• [What needs to be done]:
Take every line that has the string "Board" and copy it out.

━━━━━ Data

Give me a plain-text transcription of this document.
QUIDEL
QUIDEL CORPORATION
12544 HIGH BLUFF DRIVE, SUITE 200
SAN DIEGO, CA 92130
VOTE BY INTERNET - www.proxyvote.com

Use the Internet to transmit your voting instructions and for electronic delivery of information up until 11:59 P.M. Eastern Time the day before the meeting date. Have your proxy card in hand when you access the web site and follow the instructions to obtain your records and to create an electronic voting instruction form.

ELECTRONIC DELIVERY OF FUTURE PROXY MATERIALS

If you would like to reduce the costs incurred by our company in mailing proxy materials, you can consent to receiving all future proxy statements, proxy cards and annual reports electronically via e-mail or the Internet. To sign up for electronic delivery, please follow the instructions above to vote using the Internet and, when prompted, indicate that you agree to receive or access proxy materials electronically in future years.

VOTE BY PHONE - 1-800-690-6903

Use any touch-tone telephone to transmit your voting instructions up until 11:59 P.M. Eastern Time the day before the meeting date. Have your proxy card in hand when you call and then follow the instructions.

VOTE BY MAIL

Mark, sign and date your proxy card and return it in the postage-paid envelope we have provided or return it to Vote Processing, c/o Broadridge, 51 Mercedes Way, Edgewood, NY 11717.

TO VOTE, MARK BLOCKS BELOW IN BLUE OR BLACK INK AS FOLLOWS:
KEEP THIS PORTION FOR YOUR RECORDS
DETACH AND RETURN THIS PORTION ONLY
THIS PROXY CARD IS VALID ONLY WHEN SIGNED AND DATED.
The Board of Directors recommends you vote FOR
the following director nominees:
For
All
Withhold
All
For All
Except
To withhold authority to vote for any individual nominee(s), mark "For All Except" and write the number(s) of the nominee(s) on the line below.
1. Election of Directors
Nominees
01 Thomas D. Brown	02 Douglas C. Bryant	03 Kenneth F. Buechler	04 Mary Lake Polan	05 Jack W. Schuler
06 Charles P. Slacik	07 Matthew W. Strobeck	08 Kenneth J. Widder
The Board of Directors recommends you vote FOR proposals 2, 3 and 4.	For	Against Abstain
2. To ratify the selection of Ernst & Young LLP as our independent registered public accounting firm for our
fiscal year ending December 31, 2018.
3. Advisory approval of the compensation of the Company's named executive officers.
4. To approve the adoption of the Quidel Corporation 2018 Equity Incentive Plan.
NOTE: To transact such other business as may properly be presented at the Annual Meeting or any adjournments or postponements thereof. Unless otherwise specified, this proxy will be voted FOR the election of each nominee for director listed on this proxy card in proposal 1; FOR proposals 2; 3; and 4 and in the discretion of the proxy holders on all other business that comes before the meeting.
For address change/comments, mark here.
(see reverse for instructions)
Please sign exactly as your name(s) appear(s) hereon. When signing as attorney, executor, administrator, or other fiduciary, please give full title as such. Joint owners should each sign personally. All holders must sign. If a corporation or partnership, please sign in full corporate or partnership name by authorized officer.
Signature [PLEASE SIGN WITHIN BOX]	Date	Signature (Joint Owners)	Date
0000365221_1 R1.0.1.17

━━━━━━━━━━

• [Problem solution]:
The Board of Directors recommends you vote FOR
The Board of Directors recommends you vote FOR proposals 2, 3 and 4.	For	Against Abstain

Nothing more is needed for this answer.